(Extracted data entries)
* START *
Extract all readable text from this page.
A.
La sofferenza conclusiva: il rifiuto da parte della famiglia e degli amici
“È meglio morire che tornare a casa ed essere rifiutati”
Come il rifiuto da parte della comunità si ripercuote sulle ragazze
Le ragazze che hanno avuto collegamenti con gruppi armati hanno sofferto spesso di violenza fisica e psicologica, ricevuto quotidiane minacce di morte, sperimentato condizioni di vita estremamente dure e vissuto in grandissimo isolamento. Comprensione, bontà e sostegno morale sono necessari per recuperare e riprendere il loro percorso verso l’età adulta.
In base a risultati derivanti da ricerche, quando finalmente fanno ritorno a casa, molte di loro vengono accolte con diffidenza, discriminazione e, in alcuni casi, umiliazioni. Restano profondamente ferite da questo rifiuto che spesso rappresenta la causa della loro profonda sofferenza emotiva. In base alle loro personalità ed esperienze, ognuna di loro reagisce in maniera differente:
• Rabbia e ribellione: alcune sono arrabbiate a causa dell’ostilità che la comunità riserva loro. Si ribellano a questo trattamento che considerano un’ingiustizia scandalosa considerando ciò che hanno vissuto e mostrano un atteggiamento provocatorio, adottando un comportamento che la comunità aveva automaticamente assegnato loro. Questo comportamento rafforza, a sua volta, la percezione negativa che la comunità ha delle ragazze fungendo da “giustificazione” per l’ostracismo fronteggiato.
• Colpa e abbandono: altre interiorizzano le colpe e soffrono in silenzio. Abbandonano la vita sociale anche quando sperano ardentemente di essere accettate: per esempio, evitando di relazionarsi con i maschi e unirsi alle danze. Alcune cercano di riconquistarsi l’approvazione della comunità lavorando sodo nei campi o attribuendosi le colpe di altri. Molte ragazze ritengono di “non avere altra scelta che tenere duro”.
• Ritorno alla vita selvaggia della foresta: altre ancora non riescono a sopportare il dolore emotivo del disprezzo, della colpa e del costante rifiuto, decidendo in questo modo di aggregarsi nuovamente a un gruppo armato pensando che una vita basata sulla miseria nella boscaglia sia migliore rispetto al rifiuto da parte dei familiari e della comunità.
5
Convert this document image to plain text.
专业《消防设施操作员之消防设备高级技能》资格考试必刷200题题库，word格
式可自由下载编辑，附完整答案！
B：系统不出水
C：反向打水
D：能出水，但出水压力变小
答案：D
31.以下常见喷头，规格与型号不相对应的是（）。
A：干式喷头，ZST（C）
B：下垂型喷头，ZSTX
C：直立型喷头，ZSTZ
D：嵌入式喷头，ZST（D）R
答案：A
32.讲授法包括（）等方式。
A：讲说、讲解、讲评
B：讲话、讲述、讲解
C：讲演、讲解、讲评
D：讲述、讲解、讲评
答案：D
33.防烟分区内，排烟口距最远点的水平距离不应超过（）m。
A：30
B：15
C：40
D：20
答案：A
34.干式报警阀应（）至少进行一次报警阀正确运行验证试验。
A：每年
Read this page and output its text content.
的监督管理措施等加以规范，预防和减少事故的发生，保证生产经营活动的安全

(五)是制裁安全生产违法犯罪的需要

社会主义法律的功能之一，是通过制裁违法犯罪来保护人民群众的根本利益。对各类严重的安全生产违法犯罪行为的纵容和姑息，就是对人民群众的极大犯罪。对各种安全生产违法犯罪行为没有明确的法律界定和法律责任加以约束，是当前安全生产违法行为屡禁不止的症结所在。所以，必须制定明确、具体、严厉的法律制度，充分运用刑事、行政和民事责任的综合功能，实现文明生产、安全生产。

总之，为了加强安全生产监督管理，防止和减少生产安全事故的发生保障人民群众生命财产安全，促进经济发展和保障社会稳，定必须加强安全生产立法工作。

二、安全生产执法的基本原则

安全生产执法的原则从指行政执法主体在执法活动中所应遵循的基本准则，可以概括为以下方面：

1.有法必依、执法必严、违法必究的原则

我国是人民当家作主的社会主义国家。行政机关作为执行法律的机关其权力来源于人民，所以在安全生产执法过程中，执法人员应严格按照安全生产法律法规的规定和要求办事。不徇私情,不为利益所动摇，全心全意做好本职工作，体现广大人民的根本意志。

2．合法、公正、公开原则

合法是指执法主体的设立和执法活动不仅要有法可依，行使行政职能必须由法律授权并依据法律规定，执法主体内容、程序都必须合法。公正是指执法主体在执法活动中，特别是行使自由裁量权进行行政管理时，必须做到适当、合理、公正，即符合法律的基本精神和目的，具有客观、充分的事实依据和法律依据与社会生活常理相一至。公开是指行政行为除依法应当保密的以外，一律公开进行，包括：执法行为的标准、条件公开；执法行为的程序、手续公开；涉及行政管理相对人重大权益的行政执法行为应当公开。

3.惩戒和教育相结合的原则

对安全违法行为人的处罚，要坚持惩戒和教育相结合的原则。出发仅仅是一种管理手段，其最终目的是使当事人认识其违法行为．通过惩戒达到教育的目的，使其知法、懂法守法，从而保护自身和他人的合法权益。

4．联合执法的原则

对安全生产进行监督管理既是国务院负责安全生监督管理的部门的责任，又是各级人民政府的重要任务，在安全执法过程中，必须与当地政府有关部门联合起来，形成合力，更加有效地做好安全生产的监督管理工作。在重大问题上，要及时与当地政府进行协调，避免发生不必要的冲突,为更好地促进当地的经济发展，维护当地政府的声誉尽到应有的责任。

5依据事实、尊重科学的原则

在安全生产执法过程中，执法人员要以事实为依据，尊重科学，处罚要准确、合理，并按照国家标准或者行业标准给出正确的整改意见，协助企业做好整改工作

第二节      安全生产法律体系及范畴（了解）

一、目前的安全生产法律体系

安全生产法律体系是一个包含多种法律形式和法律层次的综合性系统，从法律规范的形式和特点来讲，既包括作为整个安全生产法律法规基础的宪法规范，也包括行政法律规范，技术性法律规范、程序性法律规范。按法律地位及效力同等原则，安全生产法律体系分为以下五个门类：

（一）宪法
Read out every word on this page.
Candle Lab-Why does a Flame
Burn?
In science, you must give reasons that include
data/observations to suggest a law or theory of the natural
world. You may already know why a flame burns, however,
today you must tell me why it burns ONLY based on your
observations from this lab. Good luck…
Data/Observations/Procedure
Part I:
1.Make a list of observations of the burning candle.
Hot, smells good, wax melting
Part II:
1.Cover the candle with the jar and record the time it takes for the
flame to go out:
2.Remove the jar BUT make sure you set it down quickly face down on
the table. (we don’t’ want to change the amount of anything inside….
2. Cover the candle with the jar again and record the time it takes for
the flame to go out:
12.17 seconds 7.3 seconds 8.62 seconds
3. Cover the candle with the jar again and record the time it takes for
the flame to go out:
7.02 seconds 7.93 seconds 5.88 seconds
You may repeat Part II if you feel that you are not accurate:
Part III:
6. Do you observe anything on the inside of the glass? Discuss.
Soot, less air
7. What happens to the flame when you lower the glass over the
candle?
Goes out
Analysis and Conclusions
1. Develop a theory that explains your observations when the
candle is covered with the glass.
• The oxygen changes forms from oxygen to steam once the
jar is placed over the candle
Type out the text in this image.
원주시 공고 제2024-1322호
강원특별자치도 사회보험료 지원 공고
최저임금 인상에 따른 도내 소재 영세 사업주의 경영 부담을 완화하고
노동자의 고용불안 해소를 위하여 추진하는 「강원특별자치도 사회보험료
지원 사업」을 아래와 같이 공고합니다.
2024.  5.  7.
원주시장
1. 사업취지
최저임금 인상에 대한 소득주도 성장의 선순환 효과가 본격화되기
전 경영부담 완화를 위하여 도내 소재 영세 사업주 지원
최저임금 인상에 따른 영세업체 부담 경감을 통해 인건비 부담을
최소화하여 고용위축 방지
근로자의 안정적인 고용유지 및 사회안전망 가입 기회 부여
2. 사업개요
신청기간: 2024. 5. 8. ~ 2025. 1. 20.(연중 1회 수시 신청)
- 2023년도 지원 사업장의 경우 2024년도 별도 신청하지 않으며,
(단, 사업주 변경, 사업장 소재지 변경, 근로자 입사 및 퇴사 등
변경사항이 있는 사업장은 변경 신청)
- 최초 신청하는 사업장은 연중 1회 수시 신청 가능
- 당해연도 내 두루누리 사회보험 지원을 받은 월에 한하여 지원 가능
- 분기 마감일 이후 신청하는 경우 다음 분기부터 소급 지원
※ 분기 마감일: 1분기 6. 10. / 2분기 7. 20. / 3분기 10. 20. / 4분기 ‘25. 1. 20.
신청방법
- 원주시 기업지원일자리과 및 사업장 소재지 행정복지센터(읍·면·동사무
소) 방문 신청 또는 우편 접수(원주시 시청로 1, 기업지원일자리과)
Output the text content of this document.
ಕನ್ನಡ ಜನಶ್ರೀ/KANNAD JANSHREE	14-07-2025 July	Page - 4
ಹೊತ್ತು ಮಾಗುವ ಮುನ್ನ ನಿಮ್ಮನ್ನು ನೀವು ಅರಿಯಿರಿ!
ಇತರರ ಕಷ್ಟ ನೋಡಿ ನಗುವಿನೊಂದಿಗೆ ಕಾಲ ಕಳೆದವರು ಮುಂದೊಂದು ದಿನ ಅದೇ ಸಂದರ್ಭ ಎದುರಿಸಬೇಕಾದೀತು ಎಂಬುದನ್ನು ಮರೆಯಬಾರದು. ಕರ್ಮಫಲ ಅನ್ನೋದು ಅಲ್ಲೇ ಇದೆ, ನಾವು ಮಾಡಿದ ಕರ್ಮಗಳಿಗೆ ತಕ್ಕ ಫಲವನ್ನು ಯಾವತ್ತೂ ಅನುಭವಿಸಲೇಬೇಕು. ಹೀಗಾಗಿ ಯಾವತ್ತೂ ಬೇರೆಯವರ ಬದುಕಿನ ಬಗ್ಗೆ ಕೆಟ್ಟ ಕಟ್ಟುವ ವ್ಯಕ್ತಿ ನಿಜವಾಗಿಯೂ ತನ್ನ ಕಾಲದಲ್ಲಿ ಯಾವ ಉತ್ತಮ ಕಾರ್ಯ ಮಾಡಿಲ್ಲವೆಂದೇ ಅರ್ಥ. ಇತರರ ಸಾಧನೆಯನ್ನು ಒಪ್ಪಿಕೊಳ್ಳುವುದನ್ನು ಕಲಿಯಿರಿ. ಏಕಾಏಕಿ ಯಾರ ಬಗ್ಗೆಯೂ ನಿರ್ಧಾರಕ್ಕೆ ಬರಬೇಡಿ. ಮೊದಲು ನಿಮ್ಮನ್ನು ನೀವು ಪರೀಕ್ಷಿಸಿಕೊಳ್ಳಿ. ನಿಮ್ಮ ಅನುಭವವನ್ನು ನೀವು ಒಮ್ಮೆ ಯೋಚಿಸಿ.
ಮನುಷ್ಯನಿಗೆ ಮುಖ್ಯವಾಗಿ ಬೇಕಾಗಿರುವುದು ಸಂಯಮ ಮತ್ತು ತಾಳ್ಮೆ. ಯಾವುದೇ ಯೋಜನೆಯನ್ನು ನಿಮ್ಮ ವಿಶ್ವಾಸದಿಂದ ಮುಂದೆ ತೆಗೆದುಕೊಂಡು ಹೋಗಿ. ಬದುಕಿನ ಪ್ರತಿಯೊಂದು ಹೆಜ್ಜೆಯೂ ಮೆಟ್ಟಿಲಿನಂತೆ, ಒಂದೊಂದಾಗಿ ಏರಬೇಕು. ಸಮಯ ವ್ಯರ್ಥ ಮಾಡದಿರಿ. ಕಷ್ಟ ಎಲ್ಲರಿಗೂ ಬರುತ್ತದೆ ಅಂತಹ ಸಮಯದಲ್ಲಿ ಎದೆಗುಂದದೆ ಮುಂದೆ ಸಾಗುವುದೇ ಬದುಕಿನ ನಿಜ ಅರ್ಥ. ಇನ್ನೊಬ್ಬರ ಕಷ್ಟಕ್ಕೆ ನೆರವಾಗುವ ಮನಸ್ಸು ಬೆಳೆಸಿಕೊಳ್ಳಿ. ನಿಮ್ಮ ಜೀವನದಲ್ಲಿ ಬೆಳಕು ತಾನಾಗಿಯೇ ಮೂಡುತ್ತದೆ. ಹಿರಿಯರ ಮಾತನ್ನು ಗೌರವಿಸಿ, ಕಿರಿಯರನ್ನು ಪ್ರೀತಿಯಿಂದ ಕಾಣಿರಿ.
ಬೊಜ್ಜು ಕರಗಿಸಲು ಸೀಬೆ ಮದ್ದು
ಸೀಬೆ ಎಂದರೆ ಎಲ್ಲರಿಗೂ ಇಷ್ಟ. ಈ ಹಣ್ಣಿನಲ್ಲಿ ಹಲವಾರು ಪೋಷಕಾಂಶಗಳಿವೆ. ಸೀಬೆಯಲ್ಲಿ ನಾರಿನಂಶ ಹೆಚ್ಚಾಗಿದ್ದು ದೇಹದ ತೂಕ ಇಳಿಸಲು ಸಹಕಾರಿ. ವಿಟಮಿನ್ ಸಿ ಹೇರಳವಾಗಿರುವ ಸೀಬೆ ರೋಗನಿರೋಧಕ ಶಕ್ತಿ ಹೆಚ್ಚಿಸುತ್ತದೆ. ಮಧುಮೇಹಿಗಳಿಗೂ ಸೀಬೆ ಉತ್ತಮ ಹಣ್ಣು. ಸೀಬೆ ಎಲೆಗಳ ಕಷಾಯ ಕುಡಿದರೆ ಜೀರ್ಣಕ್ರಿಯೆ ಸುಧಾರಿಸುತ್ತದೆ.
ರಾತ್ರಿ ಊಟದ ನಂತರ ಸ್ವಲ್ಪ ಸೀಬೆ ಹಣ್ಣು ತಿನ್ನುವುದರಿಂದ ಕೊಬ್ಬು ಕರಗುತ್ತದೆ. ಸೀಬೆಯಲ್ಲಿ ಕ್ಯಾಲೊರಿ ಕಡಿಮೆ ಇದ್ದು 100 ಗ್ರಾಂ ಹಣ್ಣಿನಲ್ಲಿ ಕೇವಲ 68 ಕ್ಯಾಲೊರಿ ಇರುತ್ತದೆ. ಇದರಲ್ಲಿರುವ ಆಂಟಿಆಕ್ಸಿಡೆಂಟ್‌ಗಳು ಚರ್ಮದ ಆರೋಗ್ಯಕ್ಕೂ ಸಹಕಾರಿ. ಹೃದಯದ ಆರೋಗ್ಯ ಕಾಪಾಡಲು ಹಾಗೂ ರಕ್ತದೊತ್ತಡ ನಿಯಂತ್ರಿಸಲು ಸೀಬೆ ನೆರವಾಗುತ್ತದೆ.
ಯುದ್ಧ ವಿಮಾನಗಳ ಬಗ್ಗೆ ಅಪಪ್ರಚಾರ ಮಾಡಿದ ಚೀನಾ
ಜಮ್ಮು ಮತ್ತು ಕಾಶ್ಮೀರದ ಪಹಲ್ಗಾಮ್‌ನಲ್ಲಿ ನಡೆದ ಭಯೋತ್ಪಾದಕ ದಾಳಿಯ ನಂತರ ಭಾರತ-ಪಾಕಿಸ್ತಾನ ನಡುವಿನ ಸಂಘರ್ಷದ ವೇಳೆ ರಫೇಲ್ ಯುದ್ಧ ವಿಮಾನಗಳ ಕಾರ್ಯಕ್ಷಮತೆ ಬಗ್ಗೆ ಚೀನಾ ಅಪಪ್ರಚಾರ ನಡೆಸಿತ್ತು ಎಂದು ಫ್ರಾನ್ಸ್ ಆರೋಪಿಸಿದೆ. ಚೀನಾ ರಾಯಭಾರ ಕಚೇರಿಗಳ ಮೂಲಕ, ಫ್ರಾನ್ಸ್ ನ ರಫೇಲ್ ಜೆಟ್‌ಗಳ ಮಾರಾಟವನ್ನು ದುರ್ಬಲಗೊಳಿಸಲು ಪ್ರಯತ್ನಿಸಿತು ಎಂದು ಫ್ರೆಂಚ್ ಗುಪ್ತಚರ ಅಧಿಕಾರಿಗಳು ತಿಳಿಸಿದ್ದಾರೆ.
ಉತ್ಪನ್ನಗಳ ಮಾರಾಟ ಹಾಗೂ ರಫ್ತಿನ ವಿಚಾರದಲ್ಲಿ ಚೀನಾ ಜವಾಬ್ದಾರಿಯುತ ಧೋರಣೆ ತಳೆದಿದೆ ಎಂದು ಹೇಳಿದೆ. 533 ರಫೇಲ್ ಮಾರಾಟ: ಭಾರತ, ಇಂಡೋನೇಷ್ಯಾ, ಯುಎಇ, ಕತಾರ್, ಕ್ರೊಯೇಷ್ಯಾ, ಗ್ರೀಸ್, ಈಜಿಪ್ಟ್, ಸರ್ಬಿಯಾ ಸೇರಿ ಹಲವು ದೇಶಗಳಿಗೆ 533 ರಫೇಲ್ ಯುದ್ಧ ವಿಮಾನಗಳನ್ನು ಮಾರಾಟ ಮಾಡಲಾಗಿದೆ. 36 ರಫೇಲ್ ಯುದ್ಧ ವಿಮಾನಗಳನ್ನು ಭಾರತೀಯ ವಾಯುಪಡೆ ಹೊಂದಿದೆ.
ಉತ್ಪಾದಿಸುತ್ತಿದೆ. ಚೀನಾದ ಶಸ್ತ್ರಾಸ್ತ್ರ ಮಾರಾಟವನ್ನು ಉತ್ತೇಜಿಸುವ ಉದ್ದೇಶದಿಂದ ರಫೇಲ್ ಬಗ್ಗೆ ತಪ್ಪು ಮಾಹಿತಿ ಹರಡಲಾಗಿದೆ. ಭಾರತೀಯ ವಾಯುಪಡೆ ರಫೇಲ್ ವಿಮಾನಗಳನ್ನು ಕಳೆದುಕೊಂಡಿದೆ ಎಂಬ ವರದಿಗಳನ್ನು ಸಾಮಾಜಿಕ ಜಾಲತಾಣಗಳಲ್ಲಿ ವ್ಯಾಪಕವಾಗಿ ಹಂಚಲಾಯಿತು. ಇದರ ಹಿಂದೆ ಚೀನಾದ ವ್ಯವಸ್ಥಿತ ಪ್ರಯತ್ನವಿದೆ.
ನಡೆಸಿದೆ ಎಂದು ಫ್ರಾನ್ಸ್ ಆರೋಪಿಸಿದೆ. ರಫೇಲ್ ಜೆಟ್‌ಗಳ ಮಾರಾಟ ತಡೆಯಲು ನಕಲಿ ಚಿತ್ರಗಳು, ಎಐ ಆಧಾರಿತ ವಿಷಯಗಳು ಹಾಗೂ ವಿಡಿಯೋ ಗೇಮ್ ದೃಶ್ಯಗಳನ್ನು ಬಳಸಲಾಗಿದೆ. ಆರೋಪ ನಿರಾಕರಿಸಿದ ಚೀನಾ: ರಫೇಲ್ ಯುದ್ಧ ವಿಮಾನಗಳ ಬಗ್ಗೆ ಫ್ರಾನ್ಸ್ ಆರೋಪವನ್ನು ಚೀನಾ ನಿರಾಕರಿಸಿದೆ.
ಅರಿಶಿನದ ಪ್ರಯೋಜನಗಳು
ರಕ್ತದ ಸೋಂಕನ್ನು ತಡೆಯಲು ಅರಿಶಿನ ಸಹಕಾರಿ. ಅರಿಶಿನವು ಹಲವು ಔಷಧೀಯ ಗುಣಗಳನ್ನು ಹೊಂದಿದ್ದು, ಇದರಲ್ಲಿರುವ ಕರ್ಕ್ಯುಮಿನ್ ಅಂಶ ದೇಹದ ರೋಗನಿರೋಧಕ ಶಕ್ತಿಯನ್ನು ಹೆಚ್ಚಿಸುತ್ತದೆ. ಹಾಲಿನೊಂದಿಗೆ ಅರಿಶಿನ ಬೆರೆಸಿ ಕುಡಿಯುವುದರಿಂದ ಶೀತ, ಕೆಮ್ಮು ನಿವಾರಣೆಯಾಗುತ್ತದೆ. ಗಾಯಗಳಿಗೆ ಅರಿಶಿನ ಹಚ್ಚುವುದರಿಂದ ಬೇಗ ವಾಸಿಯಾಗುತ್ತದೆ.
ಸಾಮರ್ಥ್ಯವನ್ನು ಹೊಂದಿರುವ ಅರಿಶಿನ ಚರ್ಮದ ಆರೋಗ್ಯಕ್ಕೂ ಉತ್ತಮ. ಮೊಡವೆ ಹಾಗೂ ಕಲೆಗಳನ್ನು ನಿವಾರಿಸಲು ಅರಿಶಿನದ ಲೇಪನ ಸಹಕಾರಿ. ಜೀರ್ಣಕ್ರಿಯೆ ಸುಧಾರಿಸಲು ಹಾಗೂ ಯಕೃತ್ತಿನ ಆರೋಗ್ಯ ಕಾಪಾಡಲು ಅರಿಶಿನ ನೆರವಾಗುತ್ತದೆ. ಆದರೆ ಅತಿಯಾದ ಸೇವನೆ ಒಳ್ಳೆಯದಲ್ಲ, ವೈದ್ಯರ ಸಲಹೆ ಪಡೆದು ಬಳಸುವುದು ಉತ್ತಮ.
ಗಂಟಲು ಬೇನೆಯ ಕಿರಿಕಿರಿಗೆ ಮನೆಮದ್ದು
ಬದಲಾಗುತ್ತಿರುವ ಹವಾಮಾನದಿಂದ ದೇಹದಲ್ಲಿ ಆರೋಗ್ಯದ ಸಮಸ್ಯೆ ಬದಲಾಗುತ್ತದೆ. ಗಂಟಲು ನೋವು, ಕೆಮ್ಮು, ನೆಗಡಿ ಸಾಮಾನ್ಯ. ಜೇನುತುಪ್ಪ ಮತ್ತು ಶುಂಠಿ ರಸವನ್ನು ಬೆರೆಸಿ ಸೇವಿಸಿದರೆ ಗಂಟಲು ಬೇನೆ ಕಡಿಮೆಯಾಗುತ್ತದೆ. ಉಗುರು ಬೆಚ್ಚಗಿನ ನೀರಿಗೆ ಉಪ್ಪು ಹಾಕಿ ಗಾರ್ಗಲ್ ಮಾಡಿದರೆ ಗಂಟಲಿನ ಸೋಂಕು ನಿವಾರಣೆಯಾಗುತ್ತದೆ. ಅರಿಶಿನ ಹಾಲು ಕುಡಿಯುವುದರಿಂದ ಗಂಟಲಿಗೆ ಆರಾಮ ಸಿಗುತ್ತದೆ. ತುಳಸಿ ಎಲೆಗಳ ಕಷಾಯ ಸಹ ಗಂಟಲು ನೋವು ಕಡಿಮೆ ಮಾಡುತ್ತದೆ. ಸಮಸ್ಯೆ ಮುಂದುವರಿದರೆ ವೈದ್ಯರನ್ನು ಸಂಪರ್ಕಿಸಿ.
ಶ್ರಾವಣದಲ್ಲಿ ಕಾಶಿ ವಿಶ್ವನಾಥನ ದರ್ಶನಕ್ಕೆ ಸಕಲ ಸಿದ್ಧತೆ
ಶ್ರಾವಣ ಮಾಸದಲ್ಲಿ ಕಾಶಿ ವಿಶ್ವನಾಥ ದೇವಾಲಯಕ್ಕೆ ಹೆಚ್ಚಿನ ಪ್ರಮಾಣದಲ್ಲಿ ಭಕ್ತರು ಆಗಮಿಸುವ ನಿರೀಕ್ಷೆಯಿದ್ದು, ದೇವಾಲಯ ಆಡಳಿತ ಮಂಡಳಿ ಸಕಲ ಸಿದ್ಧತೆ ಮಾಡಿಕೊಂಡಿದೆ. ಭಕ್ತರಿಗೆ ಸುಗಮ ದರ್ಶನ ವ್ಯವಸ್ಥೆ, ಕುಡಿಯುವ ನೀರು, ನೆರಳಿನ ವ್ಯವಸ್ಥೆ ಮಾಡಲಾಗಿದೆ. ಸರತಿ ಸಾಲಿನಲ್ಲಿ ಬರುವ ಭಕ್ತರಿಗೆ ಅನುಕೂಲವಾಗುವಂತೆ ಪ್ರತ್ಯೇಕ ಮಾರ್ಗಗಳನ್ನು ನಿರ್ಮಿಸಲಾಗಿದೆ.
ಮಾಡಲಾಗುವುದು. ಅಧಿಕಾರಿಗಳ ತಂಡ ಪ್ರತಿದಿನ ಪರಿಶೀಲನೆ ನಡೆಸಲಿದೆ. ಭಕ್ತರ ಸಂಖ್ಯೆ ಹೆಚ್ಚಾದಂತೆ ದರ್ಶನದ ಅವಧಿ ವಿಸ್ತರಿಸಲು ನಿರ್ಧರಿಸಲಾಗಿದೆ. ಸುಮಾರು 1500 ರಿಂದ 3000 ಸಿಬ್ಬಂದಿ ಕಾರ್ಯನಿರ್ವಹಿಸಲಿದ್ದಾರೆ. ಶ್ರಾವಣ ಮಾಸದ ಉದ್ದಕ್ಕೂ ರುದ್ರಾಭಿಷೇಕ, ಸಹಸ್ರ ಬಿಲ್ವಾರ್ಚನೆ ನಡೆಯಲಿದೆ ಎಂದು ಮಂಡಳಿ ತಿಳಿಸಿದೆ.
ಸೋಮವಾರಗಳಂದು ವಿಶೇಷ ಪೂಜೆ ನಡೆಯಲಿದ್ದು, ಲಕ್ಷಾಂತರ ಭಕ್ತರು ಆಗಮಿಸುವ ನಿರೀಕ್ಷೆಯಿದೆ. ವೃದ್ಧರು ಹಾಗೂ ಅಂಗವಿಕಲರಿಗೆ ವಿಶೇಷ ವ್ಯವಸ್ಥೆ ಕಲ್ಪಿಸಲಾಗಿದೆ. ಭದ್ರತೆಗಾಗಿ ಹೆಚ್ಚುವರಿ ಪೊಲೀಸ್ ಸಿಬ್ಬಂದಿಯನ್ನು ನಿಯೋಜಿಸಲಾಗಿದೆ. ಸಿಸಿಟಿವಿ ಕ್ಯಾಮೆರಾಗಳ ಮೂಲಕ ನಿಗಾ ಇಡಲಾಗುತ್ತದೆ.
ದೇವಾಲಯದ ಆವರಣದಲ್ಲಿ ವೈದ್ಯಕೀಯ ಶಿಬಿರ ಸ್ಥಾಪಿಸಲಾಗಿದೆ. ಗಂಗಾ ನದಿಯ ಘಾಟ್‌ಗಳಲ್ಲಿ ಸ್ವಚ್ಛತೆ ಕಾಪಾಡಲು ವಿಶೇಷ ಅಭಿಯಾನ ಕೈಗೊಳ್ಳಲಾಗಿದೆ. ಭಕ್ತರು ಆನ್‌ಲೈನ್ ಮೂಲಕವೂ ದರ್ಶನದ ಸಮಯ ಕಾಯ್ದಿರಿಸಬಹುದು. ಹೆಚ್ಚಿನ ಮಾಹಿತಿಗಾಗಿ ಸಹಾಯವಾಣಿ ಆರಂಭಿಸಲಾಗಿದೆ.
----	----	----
* END *
REQUEST: Check each line of these records for the string "content" and state only how many lines have it.

RESPONSE: 2